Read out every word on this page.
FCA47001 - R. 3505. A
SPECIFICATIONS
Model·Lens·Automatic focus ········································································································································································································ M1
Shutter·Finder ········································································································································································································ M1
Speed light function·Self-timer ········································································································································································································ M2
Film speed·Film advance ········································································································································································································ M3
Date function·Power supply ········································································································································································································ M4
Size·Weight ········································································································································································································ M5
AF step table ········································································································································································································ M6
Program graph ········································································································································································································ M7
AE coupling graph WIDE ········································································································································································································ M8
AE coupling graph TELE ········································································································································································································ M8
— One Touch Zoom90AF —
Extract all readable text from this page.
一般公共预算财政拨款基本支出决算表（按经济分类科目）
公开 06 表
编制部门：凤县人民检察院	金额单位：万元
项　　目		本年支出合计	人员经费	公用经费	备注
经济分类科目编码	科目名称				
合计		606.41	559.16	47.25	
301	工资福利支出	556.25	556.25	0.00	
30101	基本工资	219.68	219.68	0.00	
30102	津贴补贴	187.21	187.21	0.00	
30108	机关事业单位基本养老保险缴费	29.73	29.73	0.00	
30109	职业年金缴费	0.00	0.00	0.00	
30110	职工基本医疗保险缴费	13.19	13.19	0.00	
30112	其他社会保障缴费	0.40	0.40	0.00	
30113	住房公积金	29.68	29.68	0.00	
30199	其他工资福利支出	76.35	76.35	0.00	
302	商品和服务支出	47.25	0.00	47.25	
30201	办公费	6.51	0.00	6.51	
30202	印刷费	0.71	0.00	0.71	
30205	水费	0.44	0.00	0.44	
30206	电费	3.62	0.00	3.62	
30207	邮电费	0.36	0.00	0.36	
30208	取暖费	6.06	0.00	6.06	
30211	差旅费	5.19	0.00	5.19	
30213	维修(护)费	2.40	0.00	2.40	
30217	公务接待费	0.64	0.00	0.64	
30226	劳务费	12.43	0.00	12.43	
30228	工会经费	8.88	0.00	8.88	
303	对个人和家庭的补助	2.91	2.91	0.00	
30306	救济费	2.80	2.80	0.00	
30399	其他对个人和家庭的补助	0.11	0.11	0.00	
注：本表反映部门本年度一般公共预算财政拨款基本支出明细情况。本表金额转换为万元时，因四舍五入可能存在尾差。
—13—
....
Repeat exactly the lines above, starting with the line that contains "Extract all readable text from this page." and ending with the last line, both included, and nothing else.

# Written solution
Extract all readable text from this page.
一般公共预算财政拨款基本支出决算表（按经济分类科目）
公开 06 表
编制部门：凤县人民检察院	金额单位：万元
项　　目		本年支出合计	人员经费	公用经费	备注
经济分类科目编码	科目名称				
合计		606.41	559.16	47.25	
301	工资福利支出	556.25	556.25	0.00	
30101	基本工资	219.68	219.68	0.00	
30102	津贴补贴	187.21	187.21	0.00	
30108	机关事业单位基本养老保险缴费	29.73	29.73	0.00	
30109	职业年金缴费	0.00	0.00	0.00	
30110	职工基本医疗保险缴费	13.19	13.19	0.00	
30112	其他社会保障缴费	0.40	0.40	0.00	
30113	住房公积金	29.68	29.68	0.00	
30199	其他工资福利支出	76.35	76.35	0.00	
302	商品和服务支出	47.25	0.00	47.25	
30201	办公费	6.51	0.00	6.51	
30202	印刷费	0.71	0.00	0.71	
30205	水费	0.44	0.00	0.44	
30206	电费	3.62	0.00	3.62	
30207	邮电费	0.36	0.00	0.36	
30208	取暖费	6.06	0.00	6.06	
30211	差旅费	5.19	0.00	5.19	
30213	维修(护)费	2.40	0.00	2.40	
30217	公务接待费	0.64	0.00	0.64	
30226	劳务费	12.43	0.00	12.43	
30228	工会经费	8.88	0.00	8.88	
303	对个人和家庭的补助	2.91	2.91	0.00	
30306	救济费	2.80	2.80	0.00	
30399	其他对个人和家庭的补助	0.11	0.11	0.00	
注：本表反映部门本年度一般公共预算财政拨款基本支出明细情况。本表金额转换为万元时，因四舍五入可能存在尾差。
—13—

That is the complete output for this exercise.